• [DATASET EXCERPTS]:
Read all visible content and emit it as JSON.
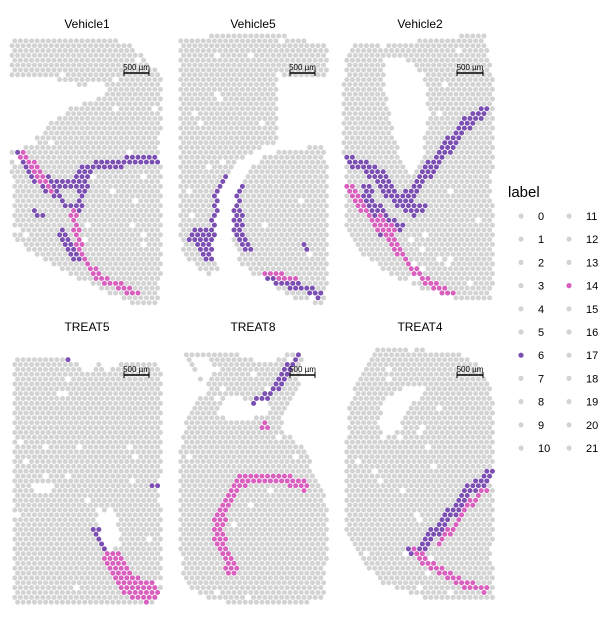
{
  "chart_data": {
    "type": "scatter",
    "description_note": "",
    "legend_title": "label",
    "legend_labels": [
      "0",
      "1",
      "2",
      "3",
      "4",
      "5",
      "6",
      "7",
      "8",
      "9",
      "10",
      "11",
      "12",
      "13",
      "14",
      "15",
      "16",
      "17",
      "18",
      "19",
      "20",
      "21"
    ],
    "colors": {
      "background_spot": "#d3d3d3",
      "label_6": "#7b4fb1",
      "label_14": "#d85fbd",
      "other_labels": "#d3d3d3",
      "text": "#000000"
    },
    "scale_bar_label": "500 µm",
    "panels": [
      {
        "title": "Vehicle1"
      },
      {
        "title": "Vehicle5"
      },
      {
        "title": "Vehicle2"
      },
      {
        "title": "TREAT5"
      },
      {
        "title": "TREAT8"
      },
      {
        "title": "TREAT4"
      }
    ]
  }
}
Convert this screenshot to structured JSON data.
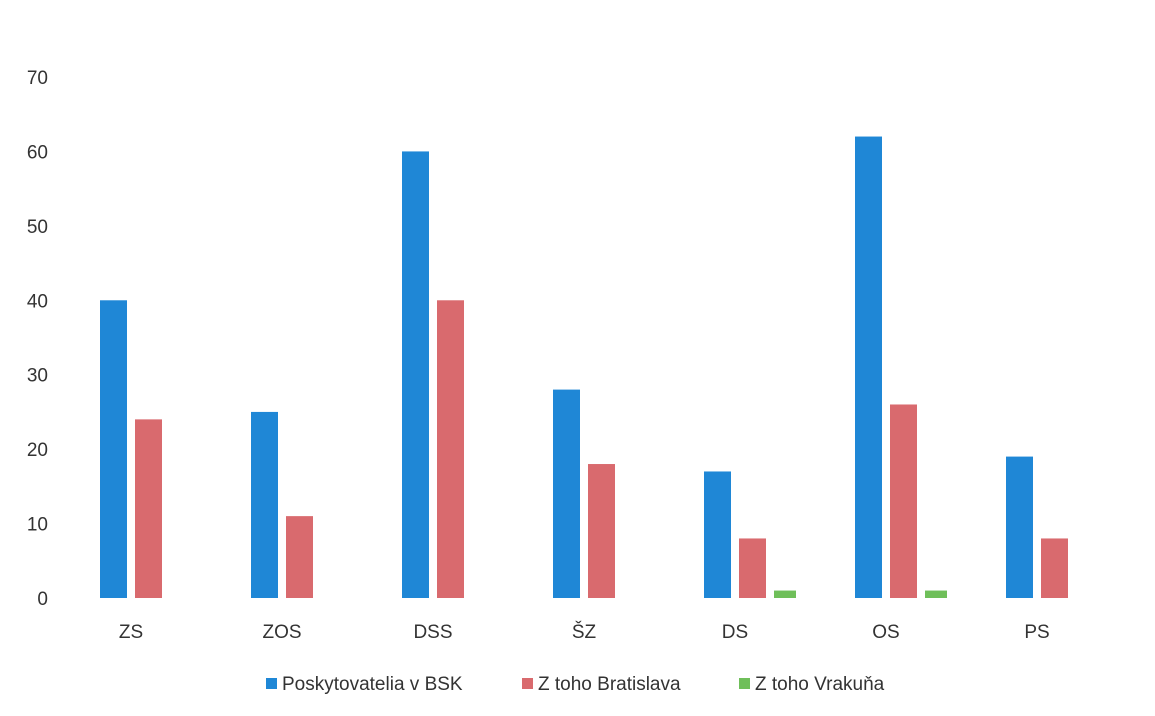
{
  "chart_data": {
    "type": "bar",
    "title": "",
    "xlabel": "",
    "ylabel": "",
    "ylim": [
      0,
      70
    ],
    "yticks": [
      0,
      10,
      20,
      30,
      40,
      50,
      60,
      70
    ],
    "grid": false,
    "legend_position": "bottom",
    "categories": [
      "ZS",
      "ZOS",
      "DSS",
      "ŠZ",
      "DS",
      "OS",
      "PS"
    ],
    "series": [
      {
        "name": "Poskytovatelia v BSK",
        "color": "#1f87d6",
        "values": [
          40,
          25,
          60,
          28,
          17,
          62,
          19
        ]
      },
      {
        "name": "Z toho Bratislava",
        "color": "#d96a6e",
        "values": [
          24,
          11,
          40,
          18,
          8,
          26,
          8
        ]
      },
      {
        "name": "Z toho Vrakuňa",
        "color": "#6fbf5a",
        "values": [
          0,
          0,
          0,
          0,
          1,
          1,
          0
        ]
      }
    ]
  }
}
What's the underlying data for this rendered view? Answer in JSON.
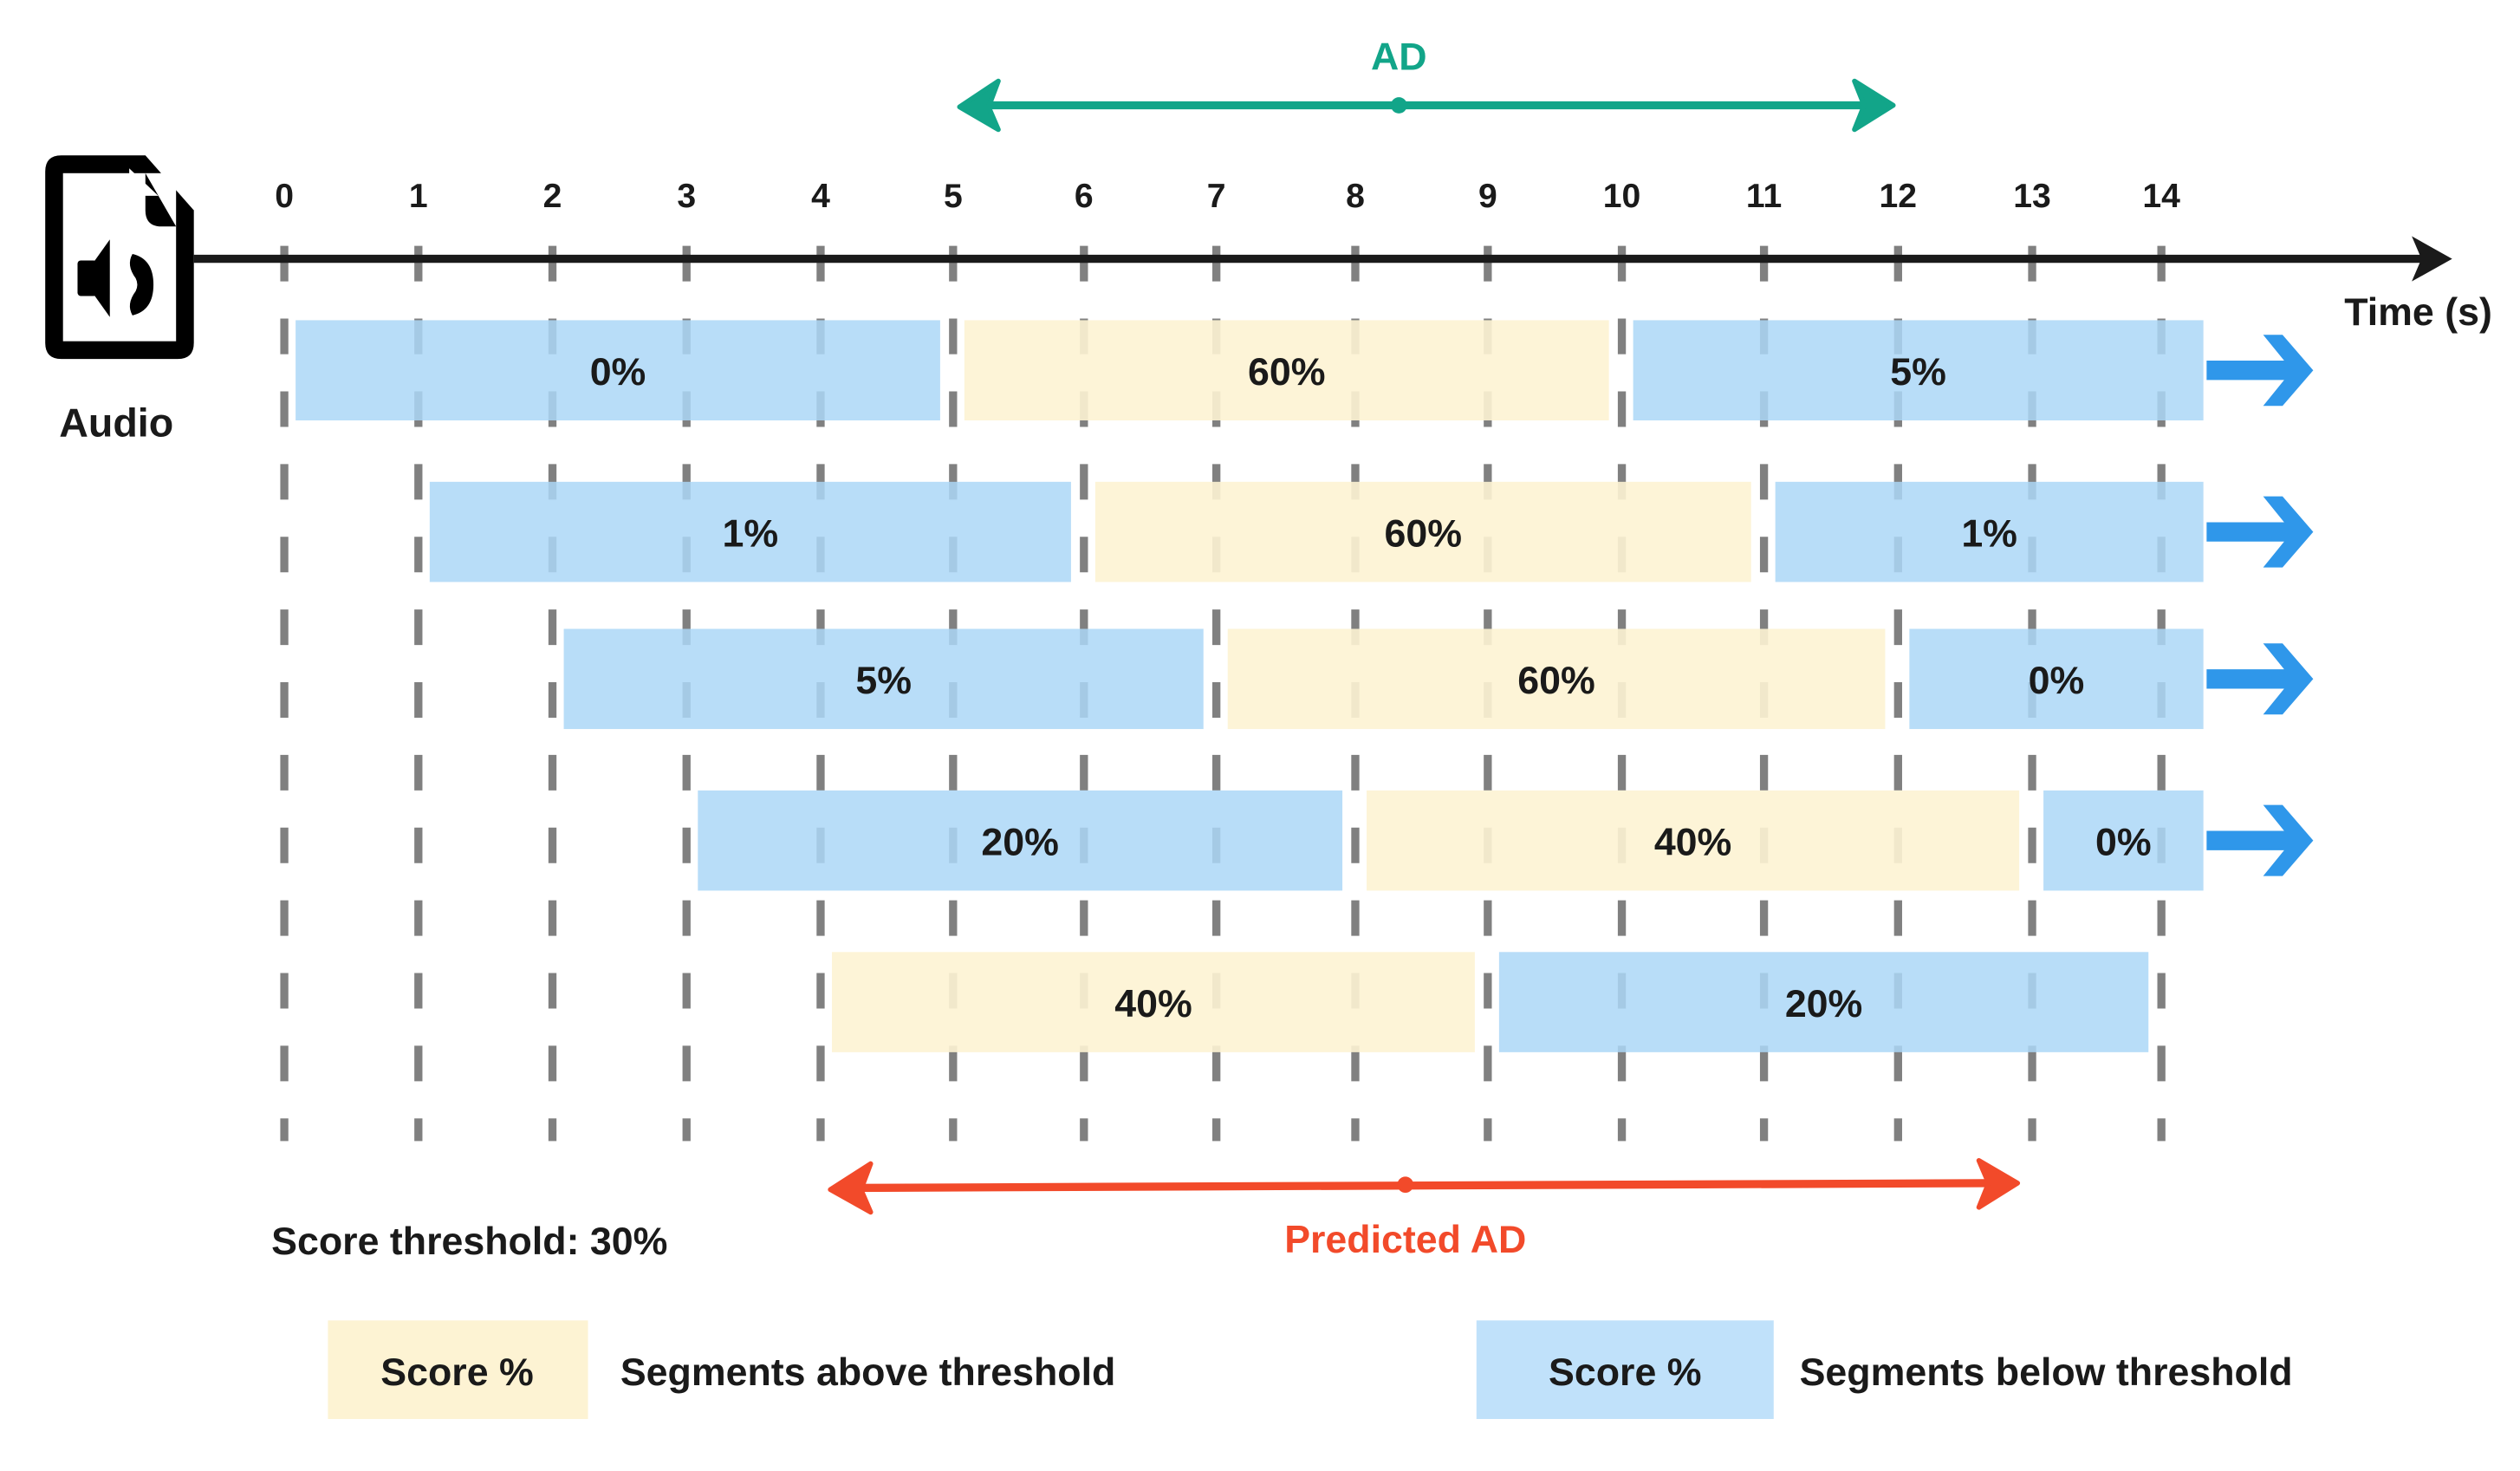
{
  "colors": {
    "above": "#fdf3d3",
    "below": "#abd7f7",
    "legend_below": "#c0e1fa",
    "axis": "#1a1a1a",
    "tick": "#808080",
    "ad": "#12a589",
    "predicted": "#f24a2a",
    "continue_arrow": "#2f97ea"
  },
  "audio": {
    "icon": "audio-file-icon",
    "label": "Audio"
  },
  "axis": {
    "label": "Time (s)",
    "ticks": [
      "0",
      "1",
      "2",
      "3",
      "4",
      "5",
      "6",
      "7",
      "8",
      "9",
      "10",
      "11",
      "12",
      "13",
      "14"
    ]
  },
  "ad_range": {
    "label": "AD"
  },
  "predicted_range": {
    "label": "Predicted AD"
  },
  "threshold_text": "Score threshold: 30%",
  "rows": [
    {
      "continues": true,
      "segments": [
        {
          "start": 0,
          "end": 5,
          "score": "0%",
          "above": false
        },
        {
          "start": 5,
          "end": 10,
          "score": "60%",
          "above": true
        },
        {
          "start": 10,
          "end": 14.3,
          "score": "5%",
          "above": false
        }
      ]
    },
    {
      "continues": true,
      "segments": [
        {
          "start": 1,
          "end": 6,
          "score": "1%",
          "above": false
        },
        {
          "start": 6,
          "end": 11,
          "score": "60%",
          "above": true
        },
        {
          "start": 11,
          "end": 14.3,
          "score": "1%",
          "above": false
        }
      ]
    },
    {
      "continues": true,
      "segments": [
        {
          "start": 2,
          "end": 7,
          "score": "5%",
          "above": false
        },
        {
          "start": 7,
          "end": 12,
          "score": "60%",
          "above": true
        },
        {
          "start": 12,
          "end": 14.3,
          "score": "0%",
          "above": false
        }
      ]
    },
    {
      "continues": true,
      "segments": [
        {
          "start": 3,
          "end": 8,
          "score": "20%",
          "above": false
        },
        {
          "start": 8,
          "end": 13,
          "score": "40%",
          "above": true
        },
        {
          "start": 13,
          "end": 14.3,
          "score": "0%",
          "above": false
        }
      ]
    },
    {
      "continues": false,
      "segments": [
        {
          "start": 4,
          "end": 9,
          "score": "40%",
          "above": true
        },
        {
          "start": 9,
          "end": 14,
          "score": "20%",
          "above": false
        }
      ]
    }
  ],
  "legend": [
    {
      "swatch": "Score %",
      "text": "Segments above threshold",
      "above": true
    },
    {
      "swatch": "Score %",
      "text": "Segments below threshold",
      "above": false
    }
  ]
}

• [WHAT NEEDS TO BE DONE]: Exclude the pictures, and transcribe all of the material exactly.

• [RESULT]:
Read all visible content and emit it as JSON.
{
  "chart_data": {
    "type": "scatter",
    "description_note": "",
    "legend_title": "label",
    "legend_labels": [
      "0",
      "1",
      "2",
      "3",
      "4",
      "5",
      "6",
      "7",
      "8",
      "9",
      "10",
      "11",
      "12",
      "13",
      "14",
      "15",
      "16",
      "17",
      "18",
      "19",
      "20",
      "21"
    ],
    "colors": {
      "background_spot": "#d3d3d3",
      "label_6": "#7b4fb1",
      "label_14": "#d85fbd",
      "other_labels": "#d3d3d3",
      "text": "#000000"
    },
    "scale_bar_label": "500 µm",
    "panels": [
      {
        "title": "Vehicle1"
      },
      {
        "title": "Vehicle5"
      },
      {
        "title": "Vehicle2"
      },
      {
        "title": "TREAT5"
      },
      {
        "title": "TREAT8"
      },
      {
        "title": "TREAT4"
      }
    ]
  }
}
Convert this screenshot to structured JSON data.
{
  "chart_data": {
    "type": "bar",
    "title": "",
    "xlabel": "",
    "ylabel": "",
    "ylim": [
      0,
      70
    ],
    "yticks": [
      0,
      10,
      20,
      30,
      40,
      50,
      60,
      70
    ],
    "grid": false,
    "legend_position": "bottom",
    "categories": [
      "ZS",
      "ZOS",
      "DSS",
      "ŠZ",
      "DS",
      "OS",
      "PS"
    ],
    "series": [
      {
        "name": "Poskytovatelia v BSK",
        "color": "#1f87d6",
        "values": [
          40,
          25,
          60,
          28,
          17,
          62,
          19
        ]
      },
      {
        "name": "Z toho Bratislava",
        "color": "#d96a6e",
        "values": [
          24,
          11,
          40,
          18,
          8,
          26,
          8
        ]
      },
      {
        "name": "Z toho Vrakuňa",
        "color": "#6fbf5a",
        "values": [
          0,
          0,
          0,
          0,
          1,
          1,
          0
        ]
      }
    ]
  }
}
What's the underlying data for this rendered view? Answer in JSON.
{
  "colors": {
    "above": "#fdf3d3",
    "below": "#abd7f7",
    "legend_below": "#c0e1fa",
    "axis": "#1a1a1a",
    "tick": "#808080",
    "ad": "#12a589",
    "predicted": "#f24a2a",
    "continue_arrow": "#2f97ea"
  },
  "audio": {
    "icon": "audio-file-icon",
    "label": "Audio"
  },
  "axis": {
    "label": "Time (s)",
    "ticks": [
      "0",
      "1",
      "2",
      "3",
      "4",
      "5",
      "6",
      "7",
      "8",
      "9",
      "10",
      "11",
      "12",
      "13",
      "14"
    ]
  },
  "ad_range": {
    "label": "AD"
  },
  "predicted_range": {
    "label": "Predicted AD"
  },
  "threshold_text": "Score threshold: 30%",
  "rows": [
    {
      "continues": true,
      "segments": [
        {
          "start": 0,
          "end": 5,
          "score": "0%",
          "above": false
        },
        {
          "start": 5,
          "end": 10,
          "score": "60%",
          "above": true
        },
        {
          "start": 10,
          "end": 14.3,
          "score": "5%",
          "above": false
        }
      ]
    },
    {
      "continues": true,
      "segments": [
        {
          "start": 1,
          "end": 6,
          "score": "1%",
          "above": false
        },
        {
          "start": 6,
          "end": 11,
          "score": "60%",
          "above": true
        },
        {
          "start": 11,
          "end": 14.3,
          "score": "1%",
          "above": false
        }
      ]
    },
    {
      "continues": true,
      "segments": [
        {
          "start": 2,
          "end": 7,
          "score": "5%",
          "above": false
        },
        {
          "start": 7,
          "end": 12,
          "score": "60%",
          "above": true
        },
        {
          "start": 12,
          "end": 14.3,
          "score": "0%",
          "above": false
        }
      ]
    },
    {
      "continues": true,
      "segments": [
        {
          "start": 3,
          "end": 8,
          "score": "20%",
          "above": false
        },
        {
          "start": 8,
          "end": 13,
          "score": "40%",
          "above": true
        },
        {
          "start": 13,
          "end": 14.3,
          "score": "0%",
          "above": false
        }
      ]
    },
    {
      "continues": false,
      "segments": [
        {
          "start": 4,
          "end": 9,
          "score": "40%",
          "above": true
        },
        {
          "start": 9,
          "end": 14,
          "score": "20%",
          "above": false
        }
      ]
    }
  ],
  "legend": [
    {
      "swatch": "Score %",
      "text": "Segments above threshold",
      "above": true
    },
    {
      "swatch": "Score %",
      "text": "Segments below threshold",
      "above": false
    }
  ]
}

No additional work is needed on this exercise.